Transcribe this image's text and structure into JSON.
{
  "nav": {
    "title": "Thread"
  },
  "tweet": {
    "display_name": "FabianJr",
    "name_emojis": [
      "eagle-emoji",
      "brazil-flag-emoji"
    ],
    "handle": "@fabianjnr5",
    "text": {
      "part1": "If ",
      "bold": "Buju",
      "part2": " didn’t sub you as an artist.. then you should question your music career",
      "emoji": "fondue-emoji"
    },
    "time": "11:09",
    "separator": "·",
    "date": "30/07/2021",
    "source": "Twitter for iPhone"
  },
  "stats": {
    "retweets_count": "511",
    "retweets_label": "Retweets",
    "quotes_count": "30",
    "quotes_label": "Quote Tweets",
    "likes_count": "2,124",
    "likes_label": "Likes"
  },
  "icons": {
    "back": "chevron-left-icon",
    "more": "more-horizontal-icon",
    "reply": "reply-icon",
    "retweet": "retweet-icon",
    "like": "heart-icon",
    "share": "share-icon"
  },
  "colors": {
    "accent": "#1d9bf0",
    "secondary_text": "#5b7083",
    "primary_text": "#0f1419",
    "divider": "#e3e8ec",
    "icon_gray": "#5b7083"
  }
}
=======
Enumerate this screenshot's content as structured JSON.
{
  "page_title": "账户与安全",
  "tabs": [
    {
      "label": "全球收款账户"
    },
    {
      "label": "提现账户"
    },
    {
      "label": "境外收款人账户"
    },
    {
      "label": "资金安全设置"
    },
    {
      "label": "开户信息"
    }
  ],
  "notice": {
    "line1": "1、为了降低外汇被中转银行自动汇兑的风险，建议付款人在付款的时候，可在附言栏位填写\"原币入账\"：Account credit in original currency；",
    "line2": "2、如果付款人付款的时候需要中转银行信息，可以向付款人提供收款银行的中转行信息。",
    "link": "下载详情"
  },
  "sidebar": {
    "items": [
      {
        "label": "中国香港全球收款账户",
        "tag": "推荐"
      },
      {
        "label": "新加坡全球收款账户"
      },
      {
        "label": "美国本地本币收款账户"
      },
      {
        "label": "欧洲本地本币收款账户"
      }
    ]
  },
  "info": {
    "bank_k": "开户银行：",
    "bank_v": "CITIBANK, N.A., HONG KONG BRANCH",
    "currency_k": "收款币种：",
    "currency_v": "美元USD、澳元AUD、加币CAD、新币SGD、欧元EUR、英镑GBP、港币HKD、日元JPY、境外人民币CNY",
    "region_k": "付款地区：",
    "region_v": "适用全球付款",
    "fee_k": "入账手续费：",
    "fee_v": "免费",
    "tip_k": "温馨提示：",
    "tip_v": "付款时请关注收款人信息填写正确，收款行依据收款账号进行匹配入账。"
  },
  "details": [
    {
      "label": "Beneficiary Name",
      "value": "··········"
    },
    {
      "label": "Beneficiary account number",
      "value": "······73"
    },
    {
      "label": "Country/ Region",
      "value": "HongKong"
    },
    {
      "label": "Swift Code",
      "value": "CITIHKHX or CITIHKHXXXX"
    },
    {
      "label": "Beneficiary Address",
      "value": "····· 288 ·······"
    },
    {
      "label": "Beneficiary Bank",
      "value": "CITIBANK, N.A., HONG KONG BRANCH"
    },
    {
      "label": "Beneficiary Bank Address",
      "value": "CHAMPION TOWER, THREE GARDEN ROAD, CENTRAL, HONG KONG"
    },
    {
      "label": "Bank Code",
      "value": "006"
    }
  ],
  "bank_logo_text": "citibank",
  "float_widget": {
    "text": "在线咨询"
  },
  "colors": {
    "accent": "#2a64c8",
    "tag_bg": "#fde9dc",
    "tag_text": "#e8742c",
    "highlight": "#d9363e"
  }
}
=======
INSTRUCTIONS TO FOLLOW |
Read the data above and pull out each line that holds the string "BRANCH".

TASK RESPONSE |
    "bank_v": "CITIBANK, N.A., HONG KONG BRANCH",
      "value": "CITIBANK, N.A., HONG KONG BRANCH"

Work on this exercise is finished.